Task objective
Reproduce the entries below in full, word for word.

Record extracts
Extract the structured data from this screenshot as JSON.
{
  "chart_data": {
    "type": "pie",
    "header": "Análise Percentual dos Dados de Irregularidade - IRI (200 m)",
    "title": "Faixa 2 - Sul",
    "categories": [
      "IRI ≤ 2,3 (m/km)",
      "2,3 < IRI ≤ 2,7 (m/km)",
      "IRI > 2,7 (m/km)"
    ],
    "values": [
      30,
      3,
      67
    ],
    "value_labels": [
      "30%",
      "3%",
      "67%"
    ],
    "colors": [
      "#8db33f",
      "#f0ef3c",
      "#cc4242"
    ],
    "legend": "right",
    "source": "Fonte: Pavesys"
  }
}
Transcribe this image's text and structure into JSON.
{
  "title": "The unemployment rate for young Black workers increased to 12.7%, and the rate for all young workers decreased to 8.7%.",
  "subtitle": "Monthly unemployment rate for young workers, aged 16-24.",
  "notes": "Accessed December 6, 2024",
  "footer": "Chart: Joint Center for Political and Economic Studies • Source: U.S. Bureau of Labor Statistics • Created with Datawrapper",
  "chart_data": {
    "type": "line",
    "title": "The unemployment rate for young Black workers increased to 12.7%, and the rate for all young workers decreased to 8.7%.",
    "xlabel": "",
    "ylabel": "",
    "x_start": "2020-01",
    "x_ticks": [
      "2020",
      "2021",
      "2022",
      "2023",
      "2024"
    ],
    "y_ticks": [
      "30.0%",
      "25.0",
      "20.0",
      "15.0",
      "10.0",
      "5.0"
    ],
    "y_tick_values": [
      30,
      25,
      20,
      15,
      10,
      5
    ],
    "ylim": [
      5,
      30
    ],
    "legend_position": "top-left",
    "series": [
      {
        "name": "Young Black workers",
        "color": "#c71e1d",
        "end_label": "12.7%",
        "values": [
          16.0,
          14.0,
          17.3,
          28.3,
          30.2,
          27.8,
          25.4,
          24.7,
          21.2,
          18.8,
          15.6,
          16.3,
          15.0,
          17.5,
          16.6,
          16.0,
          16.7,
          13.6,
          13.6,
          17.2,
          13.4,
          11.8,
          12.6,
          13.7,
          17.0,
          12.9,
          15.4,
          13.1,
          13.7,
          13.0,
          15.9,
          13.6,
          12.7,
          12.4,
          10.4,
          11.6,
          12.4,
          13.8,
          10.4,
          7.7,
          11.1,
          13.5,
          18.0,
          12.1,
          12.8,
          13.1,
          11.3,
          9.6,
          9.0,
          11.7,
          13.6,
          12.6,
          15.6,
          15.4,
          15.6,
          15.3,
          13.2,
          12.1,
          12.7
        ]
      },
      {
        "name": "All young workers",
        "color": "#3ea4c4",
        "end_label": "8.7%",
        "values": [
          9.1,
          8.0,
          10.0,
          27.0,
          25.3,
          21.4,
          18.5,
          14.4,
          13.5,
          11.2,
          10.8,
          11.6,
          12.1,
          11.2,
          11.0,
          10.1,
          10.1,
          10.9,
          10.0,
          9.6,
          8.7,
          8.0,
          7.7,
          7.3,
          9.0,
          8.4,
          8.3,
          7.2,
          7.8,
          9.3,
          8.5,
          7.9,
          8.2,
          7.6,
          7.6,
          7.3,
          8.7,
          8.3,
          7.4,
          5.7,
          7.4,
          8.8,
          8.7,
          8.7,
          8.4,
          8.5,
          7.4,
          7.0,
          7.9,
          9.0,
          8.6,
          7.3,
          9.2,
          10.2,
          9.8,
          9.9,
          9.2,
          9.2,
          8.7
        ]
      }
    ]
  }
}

Response for this exercise
Extract the structured data from this screenshot as JSON.
{
  "chart_data": {
    "type": "pie",
    "header": "Análise Percentual dos Dados de Irregularidade - IRI (200 m)",
    "title": "Faixa 2 - Sul",
    "categories": [
      "IRI ≤ 2,3 (m/km)",
      "2,3 < IRI ≤ 2,7 (m/km)",
      "IRI > 2,7 (m/km)"
    ],
    "values": [
      30,
      3,
      67
    ],
    "value_labels": [
      "30%",
      "3%",
      "67%"
    ],
    "colors": [
      "#8db33f",
      "#f0ef3c",
      "#cc4242"
    ],
    "legend": "right",
    "source": "Fonte: Pavesys"
  }
}
Transcribe this image's text and structure into JSON.
{
  "title": "The unemployment rate for young Black workers increased to 12.7%, and the rate for all young workers decreased to 8.7%.",
  "subtitle": "Monthly unemployment rate for young workers, aged 16-24.",
  "notes": "Accessed December 6, 2024",
  "footer": "Chart: Joint Center for Political and Economic Studies • Source: U.S. Bureau of Labor Statistics • Created with Datawrapper",
  "chart_data": {
    "type": "line",
    "title": "The unemployment rate for young Black workers increased to 12.7%, and the rate for all young workers decreased to 8.7%.",
    "xlabel": "",
    "ylabel": "",
    "x_start": "2020-01",
    "x_ticks": [
      "2020",
      "2021",
      "2022",
      "2023",
      "2024"
    ],
    "y_ticks": [
      "30.0%",
      "25.0",
      "20.0",
      "15.0",
      "10.0",
      "5.0"
    ],
    "y_tick_values": [
      30,
      25,
      20,
      15,
      10,
      5
    ],
    "ylim": [
      5,
      30
    ],
    "legend_position": "top-left",
    "series": [
      {
        "name": "Young Black workers",
        "color": "#c71e1d",
        "end_label": "12.7%",
        "values": [
          16.0,
          14.0,
          17.3,
          28.3,
          30.2,
          27.8,
          25.4,
          24.7,
          21.2,
          18.8,
          15.6,
          16.3,
          15.0,
          17.5,
          16.6,
          16.0,
          16.7,
          13.6,
          13.6,
          17.2,
          13.4,
          11.8,
          12.6,
          13.7,
          17.0,
          12.9,
          15.4,
          13.1,
          13.7,
          13.0,
          15.9,
          13.6,
          12.7,
          12.4,
          10.4,
          11.6,
          12.4,
          13.8,
          10.4,
          7.7,
          11.1,
          13.5,
          18.0,
          12.1,
          12.8,
          13.1,
          11.3,
          9.6,
          9.0,
          11.7,
          13.6,
          12.6,
          15.6,
          15.4,
          15.6,
          15.3,
          13.2,
          12.1,
          12.7
        ]
      },
      {
        "name": "All young workers",
        "color": "#3ea4c4",
        "end_label": "8.7%",
        "values": [
          9.1,
          8.0,
          10.0,
          27.0,
          25.3,
          21.4,
          18.5,
          14.4,
          13.5,
          11.2,
          10.8,
          11.6,
          12.1,
          11.2,
          11.0,
          10.1,
          10.1,
          10.9,
          10.0,
          9.6,
          8.7,
          8.0,
          7.7,
          7.3,
          9.0,
          8.4,
          8.3,
          7.2,
          7.8,
          9.3,
          8.5,
          7.9,
          8.2,
          7.6,
          7.6,
          7.3,
          8.7,
          8.3,
          7.4,
          5.7,
          7.4,
          8.8,
          8.7,
          8.7,
          8.4,
          8.5,
          7.4,
          7.0,
          7.9,
          9.0,
          8.6,
          7.3,
          9.2,
          10.2,
          9.8,
          9.9,
          9.2,
          9.2,
          8.7
        ]
      }
    ]
  }
}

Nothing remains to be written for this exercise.